Source data
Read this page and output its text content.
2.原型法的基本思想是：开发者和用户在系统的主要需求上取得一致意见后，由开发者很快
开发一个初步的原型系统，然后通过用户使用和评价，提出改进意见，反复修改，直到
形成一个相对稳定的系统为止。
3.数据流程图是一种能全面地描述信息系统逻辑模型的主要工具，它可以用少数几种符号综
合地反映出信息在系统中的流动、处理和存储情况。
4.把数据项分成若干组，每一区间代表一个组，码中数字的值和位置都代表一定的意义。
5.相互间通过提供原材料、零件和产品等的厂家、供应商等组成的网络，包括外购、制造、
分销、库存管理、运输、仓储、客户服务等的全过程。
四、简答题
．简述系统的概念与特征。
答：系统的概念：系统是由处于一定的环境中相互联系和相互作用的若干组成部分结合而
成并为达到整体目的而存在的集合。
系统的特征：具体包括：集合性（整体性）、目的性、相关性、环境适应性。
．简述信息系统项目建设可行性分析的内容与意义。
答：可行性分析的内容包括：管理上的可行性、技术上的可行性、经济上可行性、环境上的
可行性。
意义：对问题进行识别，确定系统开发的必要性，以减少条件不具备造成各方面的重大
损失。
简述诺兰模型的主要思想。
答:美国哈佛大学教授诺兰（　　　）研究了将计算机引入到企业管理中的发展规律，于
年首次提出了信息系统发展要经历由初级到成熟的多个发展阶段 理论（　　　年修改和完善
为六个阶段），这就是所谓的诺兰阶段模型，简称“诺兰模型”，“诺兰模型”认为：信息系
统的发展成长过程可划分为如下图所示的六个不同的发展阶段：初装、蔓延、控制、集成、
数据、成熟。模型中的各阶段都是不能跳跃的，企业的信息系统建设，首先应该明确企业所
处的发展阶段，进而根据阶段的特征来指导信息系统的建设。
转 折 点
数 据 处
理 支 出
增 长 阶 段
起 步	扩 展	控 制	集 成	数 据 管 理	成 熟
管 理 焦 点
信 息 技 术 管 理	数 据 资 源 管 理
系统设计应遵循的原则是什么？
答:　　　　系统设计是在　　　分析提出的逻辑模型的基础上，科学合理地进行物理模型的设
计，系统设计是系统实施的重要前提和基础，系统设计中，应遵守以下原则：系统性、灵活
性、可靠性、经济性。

**Objective**
Return all of the data exactly as it reads.

**Response to this task**
Read this page and output its text content.
2.原型法的基本思想是：开发者和用户在系统的主要需求上取得一致意见后，由开发者很快
开发一个初步的原型系统，然后通过用户使用和评价，提出改进意见，反复修改，直到
形成一个相对稳定的系统为止。
3.数据流程图是一种能全面地描述信息系统逻辑模型的主要工具，它可以用少数几种符号综
合地反映出信息在系统中的流动、处理和存储情况。
4.把数据项分成若干组，每一区间代表一个组，码中数字的值和位置都代表一定的意义。
5.相互间通过提供原材料、零件和产品等的厂家、供应商等组成的网络，包括外购、制造、
分销、库存管理、运输、仓储、客户服务等的全过程。
四、简答题
．简述系统的概念与特征。
答：系统的概念：系统是由处于一定的环境中相互联系和相互作用的若干组成部分结合而
成并为达到整体目的而存在的集合。
系统的特征：具体包括：集合性（整体性）、目的性、相关性、环境适应性。
．简述信息系统项目建设可行性分析的内容与意义。
答：可行性分析的内容包括：管理上的可行性、技术上的可行性、经济上可行性、环境上的
可行性。
意义：对问题进行识别，确定系统开发的必要性，以减少条件不具备造成各方面的重大
损失。
简述诺兰模型的主要思想。
答:美国哈佛大学教授诺兰（　　　）研究了将计算机引入到企业管理中的发展规律，于
年首次提出了信息系统发展要经历由初级到成熟的多个发展阶段 理论（　　　年修改和完善
为六个阶段），这就是所谓的诺兰阶段模型，简称“诺兰模型”，“诺兰模型”认为：信息系
统的发展成长过程可划分为如下图所示的六个不同的发展阶段：初装、蔓延、控制、集成、
数据、成熟。模型中的各阶段都是不能跳跃的，企业的信息系统建设，首先应该明确企业所
处的发展阶段，进而根据阶段的特征来指导信息系统的建设。
转 折 点
数 据 处
理 支 出
增 长 阶 段
起 步	扩 展	控 制	集 成	数 据 管 理	成 熟
管 理 焦 点
信 息 技 术 管 理	数 据 资 源 管 理
系统设计应遵循的原则是什么？
答:　　　　系统设计是在　　　分析提出的逻辑模型的基础上，科学合理地进行物理模型的设
计，系统设计是系统实施的重要前提和基础，系统设计中，应遵守以下原则：系统性、灵活
性、可靠性、经济性。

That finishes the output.